- Exercise
Produce an exact copy of all the data below, dropping every image.

- Provided records
━━━━━━━━━━━━━━━━
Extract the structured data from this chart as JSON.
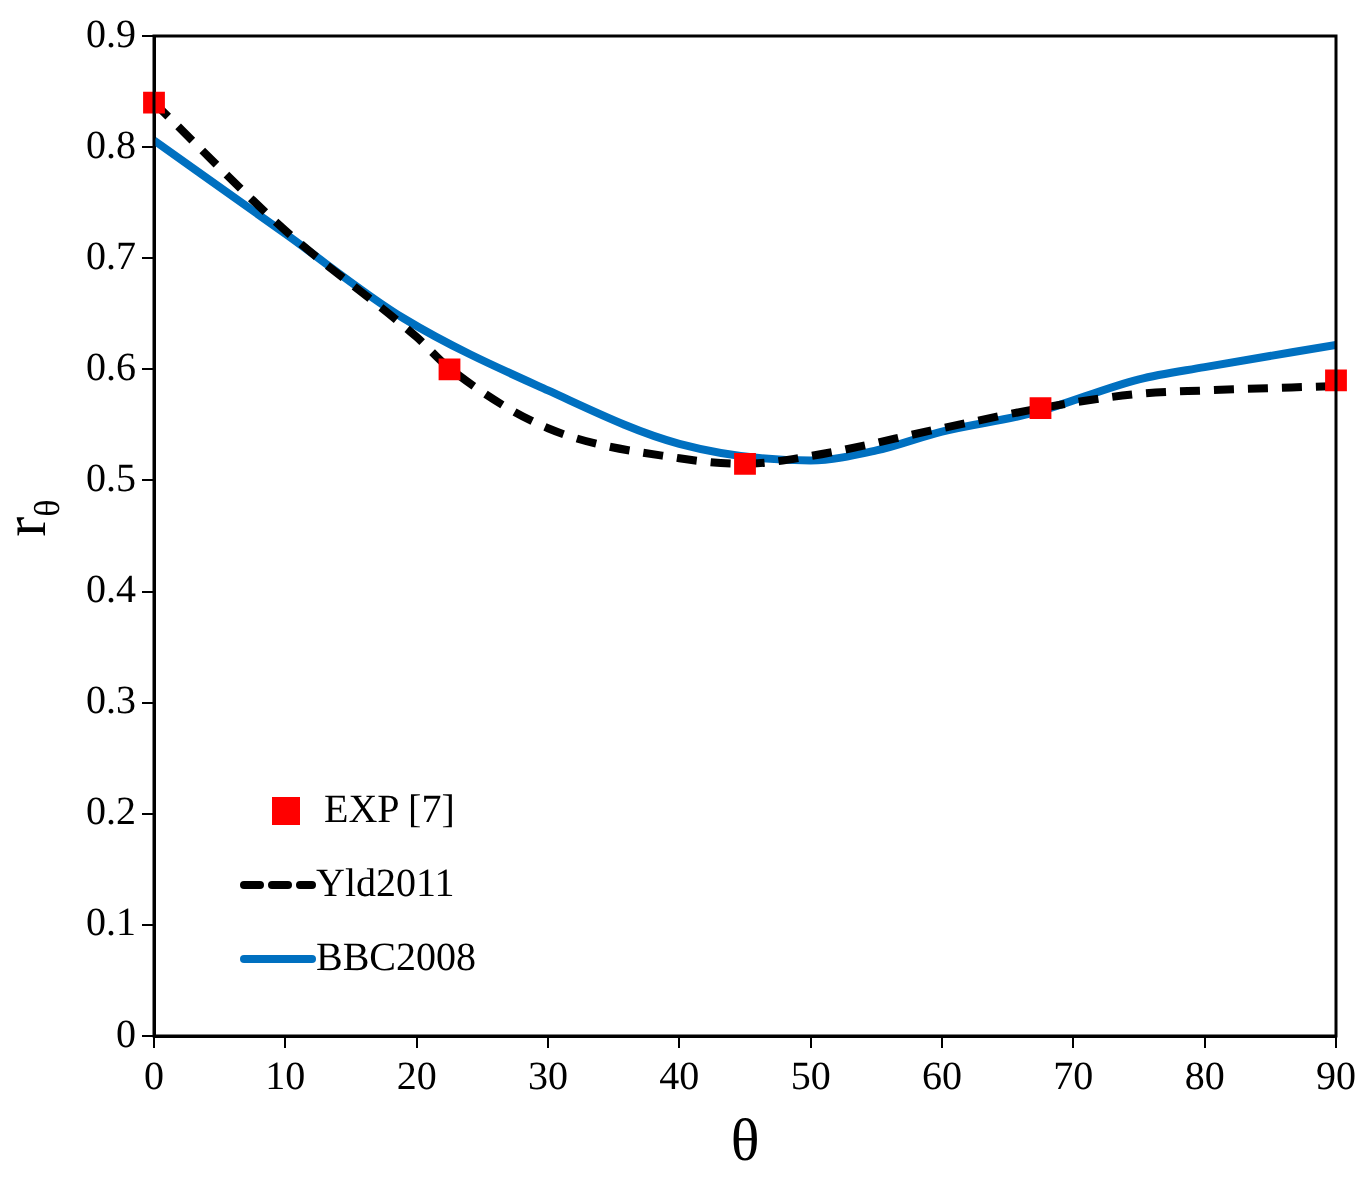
{
  "chart_data": {
    "type": "line",
    "xlabel": "θ",
    "ylabel": "r$_{θ}$",
    "xlim": [
      0,
      90
    ],
    "xticks": [
      0,
      10,
      20,
      30,
      40,
      50,
      60,
      70,
      80,
      90
    ],
    "ylim": [
      0,
      0.9
    ],
    "yticks": [
      0,
      0.1,
      0.2,
      0.3,
      0.4,
      0.5,
      0.6,
      0.7,
      0.8,
      0.9
    ],
    "grid": false,
    "legend": "bottom left",
    "series": [
      {
        "name": "EXP [7]",
        "type": "scatter",
        "marker": "square",
        "color": "#ff0000",
        "x": [
          0,
          22.5,
          45,
          67.5,
          90
        ],
        "values": [
          0.84,
          0.6,
          0.515,
          0.565,
          0.59
        ]
      },
      {
        "name": "Yld2011",
        "line_style": "dashed",
        "color": "#000000",
        "x": [
          0,
          10,
          20,
          22.5,
          30,
          40,
          45,
          50,
          60,
          67.5,
          75,
          80,
          90
        ],
        "values": [
          0.84,
          0.725,
          0.629,
          0.601,
          0.547,
          0.52,
          0.515,
          0.522,
          0.547,
          0.565,
          0.578,
          0.581,
          0.585
        ]
      },
      {
        "name": "BBC2008",
        "line_style": "solid",
        "color": "#0070c0",
        "x": [
          0,
          10,
          19,
          30,
          40,
          50,
          55,
          60,
          67,
          75,
          80,
          90
        ],
        "values": [
          0.806,
          0.722,
          0.646,
          0.581,
          0.533,
          0.518,
          0.527,
          0.544,
          0.561,
          0.591,
          0.602,
          0.622
        ]
      }
    ]
  }
}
━━━━━━━━━━━━━━━━
- The answer
Extract the structured data from this chart as JSON.
{
  "chart_data": {
    "type": "line",
    "xlabel": "θ",
    "ylabel": "r$_{θ}$",
    "xlim": [
      0,
      90
    ],
    "xticks": [
      0,
      10,
      20,
      30,
      40,
      50,
      60,
      70,
      80,
      90
    ],
    "ylim": [
      0,
      0.9
    ],
    "yticks": [
      0,
      0.1,
      0.2,
      0.3,
      0.4,
      0.5,
      0.6,
      0.7,
      0.8,
      0.9
    ],
    "grid": false,
    "legend": "bottom left",
    "series": [
      {
        "name": "EXP [7]",
        "type": "scatter",
        "marker": "square",
        "color": "#ff0000",
        "x": [
          0,
          22.5,
          45,
          67.5,
          90
        ],
        "values": [
          0.84,
          0.6,
          0.515,
          0.565,
          0.59
        ]
      },
      {
        "name": "Yld2011",
        "line_style": "dashed",
        "color": "#000000",
        "x": [
          0,
          10,
          20,
          22.5,
          30,
          40,
          45,
          50,
          60,
          67.5,
          75,
          80,
          90
        ],
        "values": [
          0.84,
          0.725,
          0.629,
          0.601,
          0.547,
          0.52,
          0.515,
          0.522,
          0.547,
          0.565,
          0.578,
          0.581,
          0.585
        ]
      },
      {
        "name": "BBC2008",
        "line_style": "solid",
        "color": "#0070c0",
        "x": [
          0,
          10,
          19,
          30,
          40,
          50,
          55,
          60,
          67,
          75,
          80,
          90
        ],
        "values": [
          0.806,
          0.722,
          0.646,
          0.581,
          0.533,
          0.518,
          0.527,
          0.544,
          0.561,
          0.591,
          0.602,
          0.622
        ]
      }
    ]
  }
}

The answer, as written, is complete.